**YOUR TASKS:**
1 - Reproduce a passage from the article on the Vitrolles election word for word, starting with "Prague, 10 February" and going on through "to defeat it.".
2 - Pick up the article on the National Front's Vitrolles victory after its last sentence and keep writing.

Prague, 10 February 1997 (RFE/RL) - France's extreme-Right National Front party has won another important electoral battle with the country's political establishment. In a run-off vote yesterday, the openly anti-immigrant, anti-Arab and anti-Semitic Front led by Jean-Marie Le Pen won the mayoralty of the southern town of Vitrolles despite a united effort by mainline French conservative as well as Left parties to defeat it.

Vitrolles is the fourth southern French urban area to elect a Front mayor. Over the past two years, the party has also gained control of Marignane --like Vitrolles, a bleak, economically depressed suburb of Marseilles-- Orange and the French naval port of Toulon. All four urban areas have large immigrant populations and unemployment rates well above the national average of 12.7 percent.

Le Pen immediately hailed the victory as a harbinger of greater things to come. Interviewed on French radio last night, he asked rhetorically: "Who can say that the National Front is not capable of becoming France's first party? If you judge by the Vitrolles (result)," he said, "you realize that's possible (because the French have come to understand) the shortcomings of those who lead them...(especially their) failure to resolve major problems like unemployment and immigration."

The Front's campaign in Vitrolles played up the need for law, order and rectitude in a town whose Socialist mayor, Jean-Jacques Anglade, was under judicial examination for alleged graft and bribery. That was enough to offset visits to the town last week by Socialist leader Lionel Jospin and Communist Party chief Robert Hue. Flanked by film stars and Jewish community leaders, the two Left leaders appealed for a vote "against racism and hatred." Conservative Prime Minister Alain Juppe also supported Anglade in what he called "a Republican front against the extremists." The conservative candidate, who had come in third in the first round of balloting, was persuaded to drop out of the race.

It was all to no avail. National Front candidate Catherine Magret was actually no more than an open front for her husband Bruno Magret, Le Pen's number two man and likely successor, and she won on that basis. When her victory was assured last night, she said: "It is (Bruno) who conducted the battle, it is he who is the victor."

Bruno Magret had actually lost the Vitrolles mayoralty to Anglade two years ago by 353 votes. But because of a technicality -- Magret has spent more money than allowed on his campaign -- a judge ordered a new election while at the same time prohibiting Bruno Magret from seeking any political office until after a new mayor was chosen. It is a secret to no-one that Bruno will now effectively run Vitrolles, even if it's Catherine who will sign documents and officiate at ceremonies.

**AVAILABLE DATA:**

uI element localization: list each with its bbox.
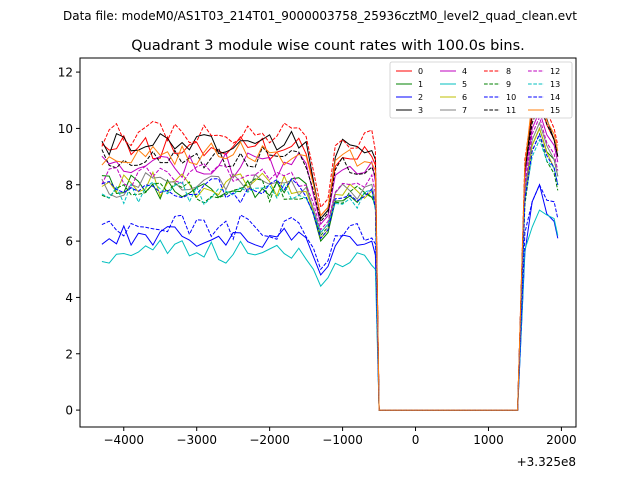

**SET OF ANSWERS:**
1 -
Prague, 10 February 1997 (RFE/RL) - France's extreme-Right National Front party has won another important electoral battle with the country's political establishment. In a run-off vote yesterday, the openly anti-immigrant, anti-Arab and anti-Semitic Front led by Jean-Marie Le Pen won the mayoralty of the southern town of Vitrolles despite a united effort by mainline French conservative as well as Left parties to defeat it.

2 -
The Magrets will almost surely follow the political pattern established by Front mayors in the three cities they run in the area of France's southeast known as the "Midi." That means regulations favoring "French" rather than immigrant employment, occasional rough treatment of non-French citizens, bookstores and municipal libraries publicizing Front literature, and anti-immigrant and anti-Semitic acts that are just within the law. In none of the three towns have these policies raised any public outcry.

"The National Front has become banal," a Toulon resident told an inquiring journalist not long ago. "The population thinks that what (the Front) does is just fine." The man talking was Ahmed Touati, a former municipal archivist who was made a street cleaner after refusing to collaborate with the Front.

The Midi includes the Riviera and the region of Provence that has long been known for its lavender, its bouillabaisse and its easy-going inhabitants. British and American as well as French writers have all romanticized Provence over the years. But with one of the highest illiteracy as well as unemployment rates in the country, Provence is no longer that romantic or easy-going. It is, in fact, the National Front's base because the party has more adherents there than anywhere else in France.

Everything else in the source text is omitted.